## START RECORDS FOR THE TASK

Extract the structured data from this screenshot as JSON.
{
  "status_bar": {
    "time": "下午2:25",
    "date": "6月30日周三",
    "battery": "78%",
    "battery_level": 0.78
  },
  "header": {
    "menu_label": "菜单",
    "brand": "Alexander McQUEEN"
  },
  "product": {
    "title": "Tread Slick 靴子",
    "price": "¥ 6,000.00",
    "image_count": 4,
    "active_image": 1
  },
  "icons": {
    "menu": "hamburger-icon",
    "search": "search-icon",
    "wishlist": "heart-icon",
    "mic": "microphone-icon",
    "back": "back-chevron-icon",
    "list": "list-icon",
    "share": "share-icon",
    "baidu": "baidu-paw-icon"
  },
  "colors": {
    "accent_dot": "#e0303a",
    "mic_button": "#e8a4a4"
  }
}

## END RECORDS FOR THE TASK

GOAL —
Set out the complete listing exactly as shown.

RESULT FOR THIS TASK —
Extract the structured data from this screenshot as JSON.
{
  "status_bar": {
    "time": "下午2:25",
    "date": "6月30日周三",
    "battery": "78%",
    "battery_level": 0.78
  },
  "header": {
    "menu_label": "菜单",
    "brand": "Alexander McQUEEN"
  },
  "product": {
    "title": "Tread Slick 靴子",
    "price": "¥ 6,000.00",
    "image_count": 4,
    "active_image": 1
  },
  "icons": {
    "menu": "hamburger-icon",
    "search": "search-icon",
    "wishlist": "heart-icon",
    "mic": "microphone-icon",
    "back": "back-chevron-icon",
    "list": "list-icon",
    "share": "share-icon",
    "baidu": "baidu-paw-icon"
  },
  "colors": {
    "accent_dot": "#e0303a",
    "mic_button": "#e8a4a4"
  }
}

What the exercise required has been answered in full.